Identify all lines in the listing that include the word "额定功率时", and copy them out.

Data excerpts
--
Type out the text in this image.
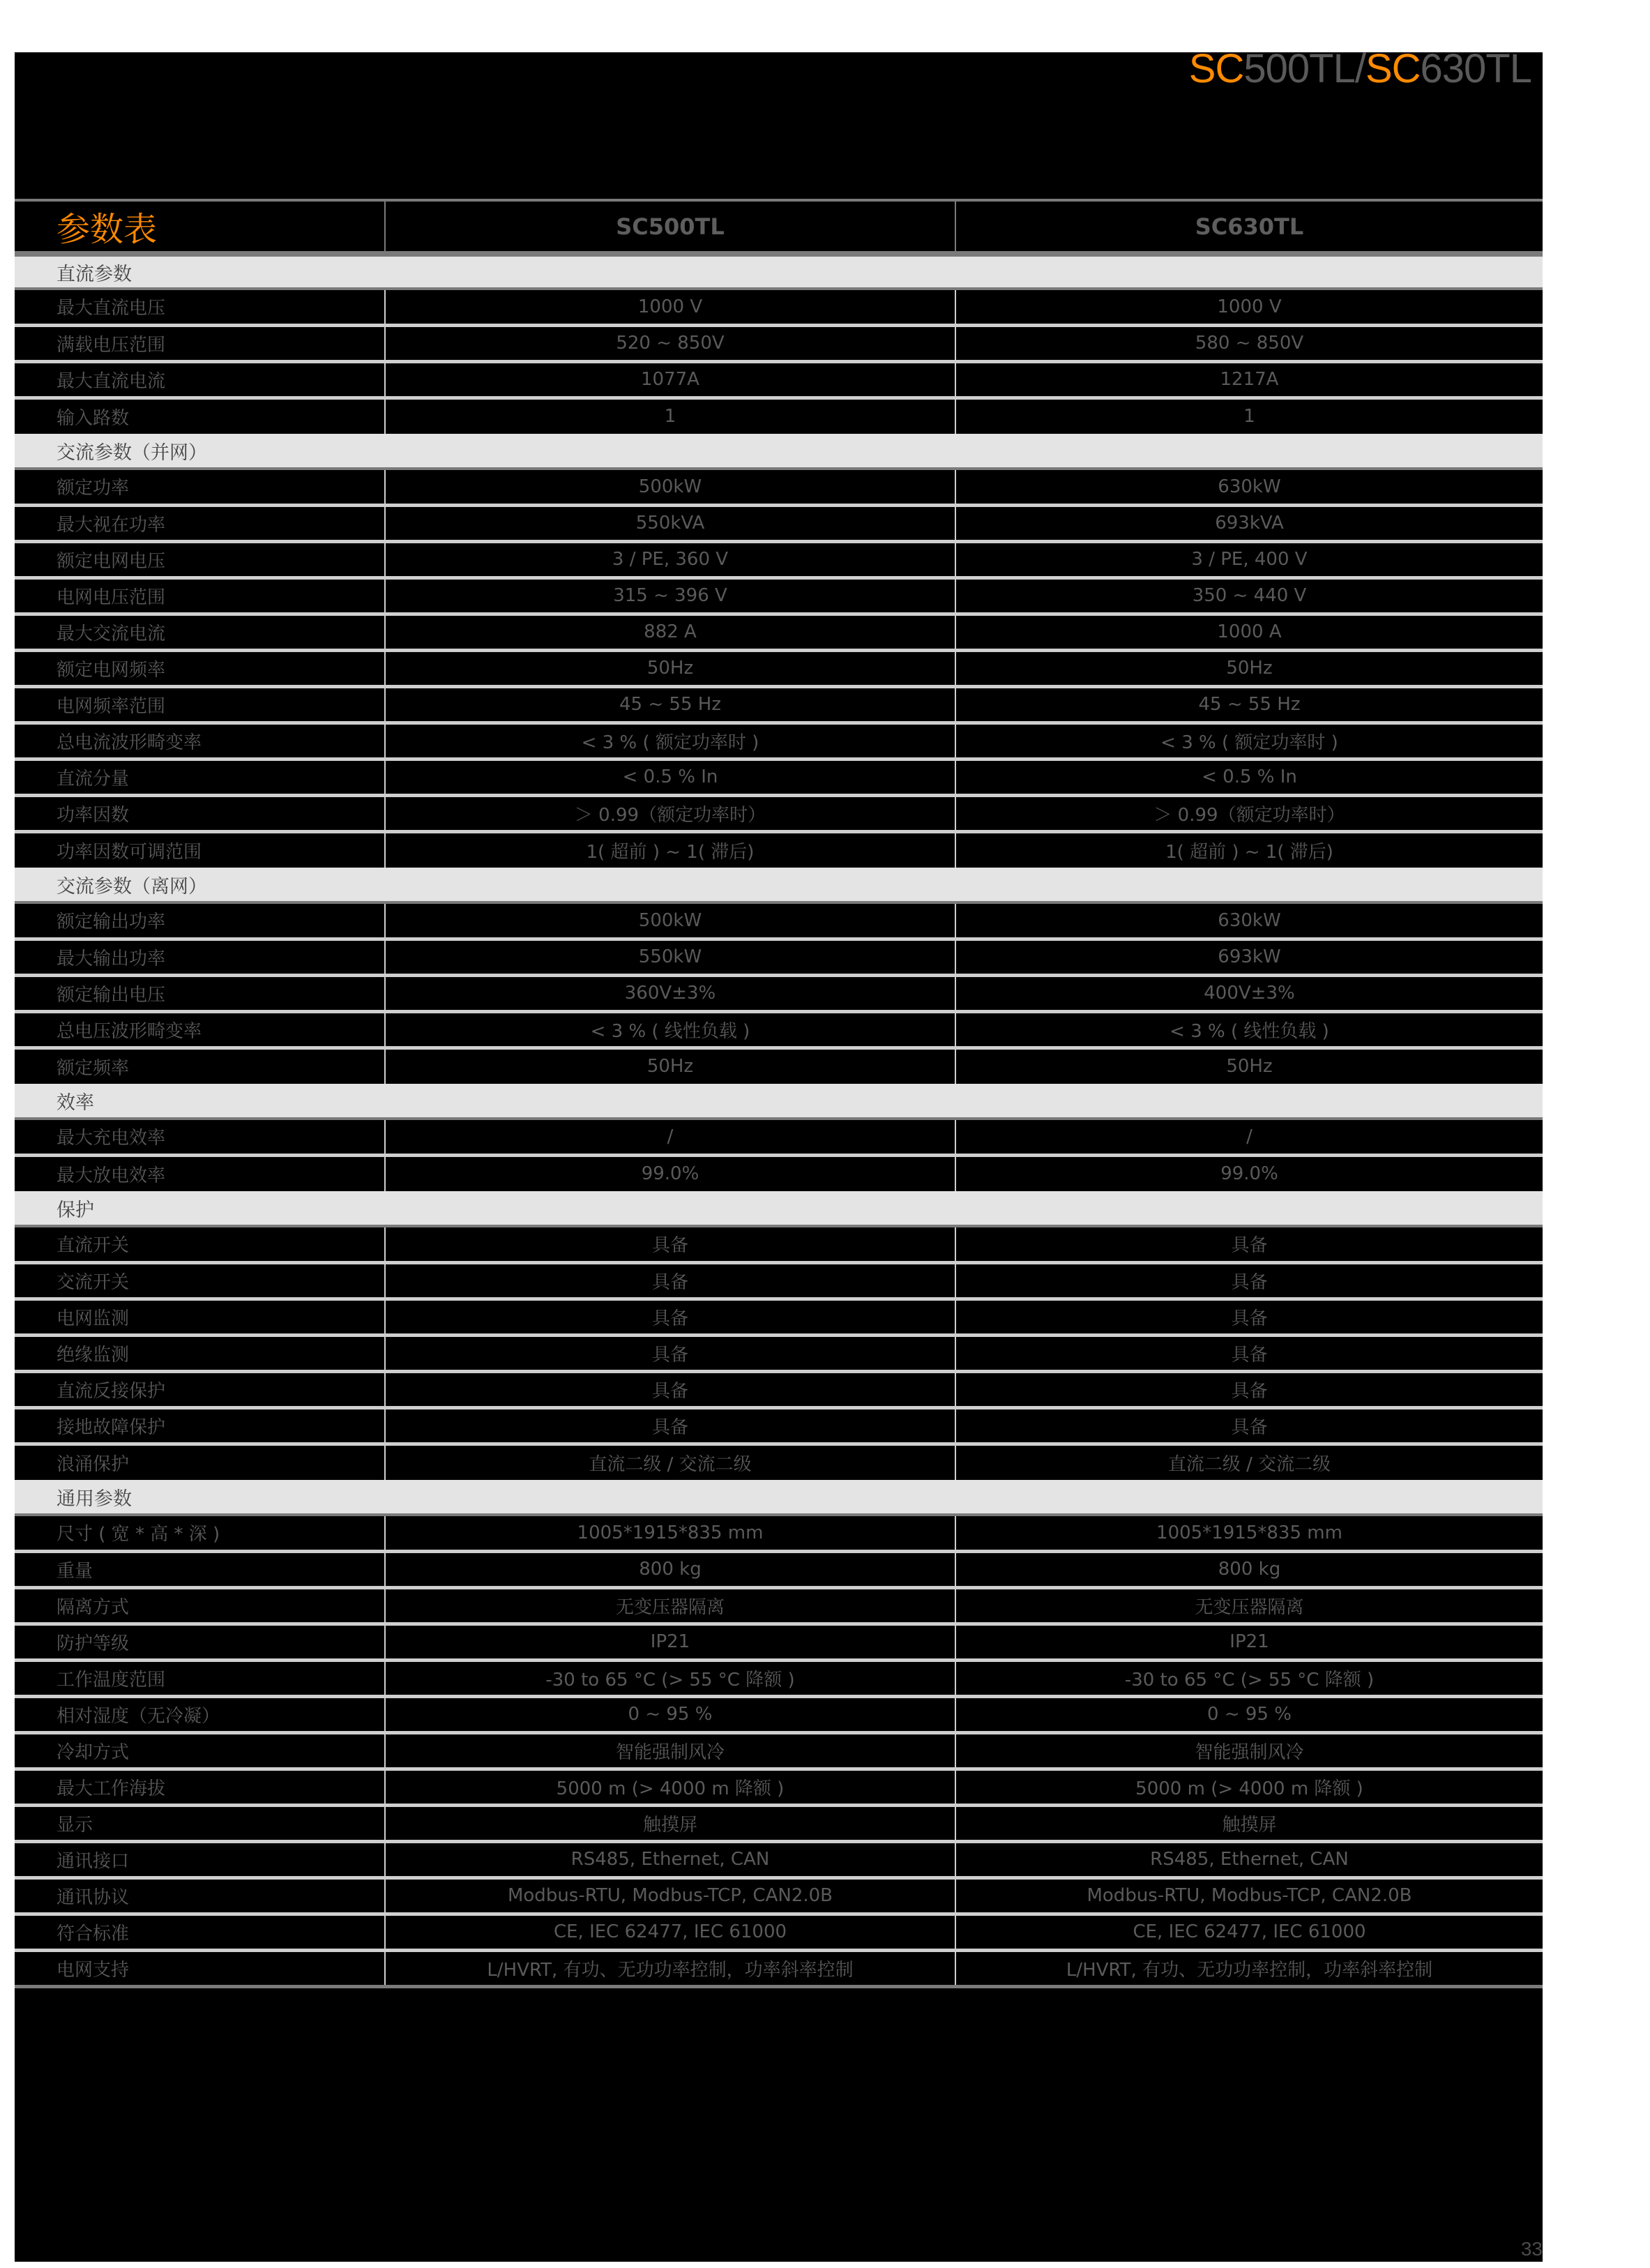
SC500TL/SC630TL
参数表	SC500TL	SC630TL
直流参数		
最大直流电压	1000 V	1000 V
满载电压范围	520 ~ 850V	580 ~ 850V
最大直流电流	1077A	1217A
输入路数	1	1
交流参数（并网）		
额定功率	500kW	630kW
最大视在功率	550kVA	693kVA
额定电网电压	3 / PE, 360 V	3 / PE, 400 V
电网电压范围	315 ~ 396 V	350 ~ 440 V
最大交流电流	882 A	1000 A
额定电网频率	50Hz	50Hz
电网频率范围	45 ~ 55 Hz	45 ~ 55 Hz
总电流波形畸变率	< 3 % ( 额定功率时 )	< 3 % ( 额定功率时 )
直流分量	< 0.5 % In	< 0.5 % In
功率因数	＞ 0.99（额定功率时）	＞ 0.99（额定功率时）
功率因数可调范围	1( 超前 ) ~ 1( 滞后)	1( 超前 ) ~ 1( 滞后)
交流参数（离网）		
额定输出功率	500kW	630kW
最大输出功率	550kW	693kW
额定输出电压	360V±3%	400V±3%
总电压波形畸变率	< 3 % ( 线性负载 )	< 3 % ( 线性负载 )
额定频率	50Hz	50Hz
效率		
最大充电效率	/	/
最大放电效率	99.0%	99.0%
保护		
直流开关	具备	具备
交流开关	具备	具备
电网监测	具备	具备
绝缘监测	具备	具备
直流反接保护	具备	具备
接地故障保护	具备	具备
浪涌保护	直流二级 / 交流二级	直流二级 / 交流二级
通用参数		
尺寸 ( 宽 * 高 * 深 )	1005*1915*835 mm	1005*1915*835 mm
重量	800 kg	800 kg
隔离方式	无变压器隔离	无变压器隔离
防护等级	IP21	IP21
工作温度范围	-30 to 65 °C (> 55 °C 降额 )	-30 to 65 °C (> 55 °C 降额 )
相对湿度（无冷凝）	0 ~ 95 %	0 ~ 95 %
冷却方式	智能强制风冷	智能强制风冷
最大工作海拔	5000 m (> 4000 m 降额 )	5000 m (> 4000 m 降额 )
显示	触摸屏	触摸屏
通讯接口	RS485, Ethernet, CAN	RS485, Ethernet, CAN
通讯协议	Modbus-RTU, Modbus-TCP, CAN2.0B	Modbus-RTU, Modbus-TCP, CAN2.0B
符合标准	CE, IEC 62477, IEC 61000	CE, IEC 62477, IEC 61000
电网支持	L/HVRT, 有功、无功功率控制，功率斜率控制	L/HVRT, 有功、无功功率控制，功率斜率控制
33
--
# Solution to this exercise
总电流波形畸变率	< 3 % ( 额定功率时 )	< 3 % ( 额定功率时 )
功率因数	＞ 0.99（额定功率时）	＞ 0.99（额定功率时）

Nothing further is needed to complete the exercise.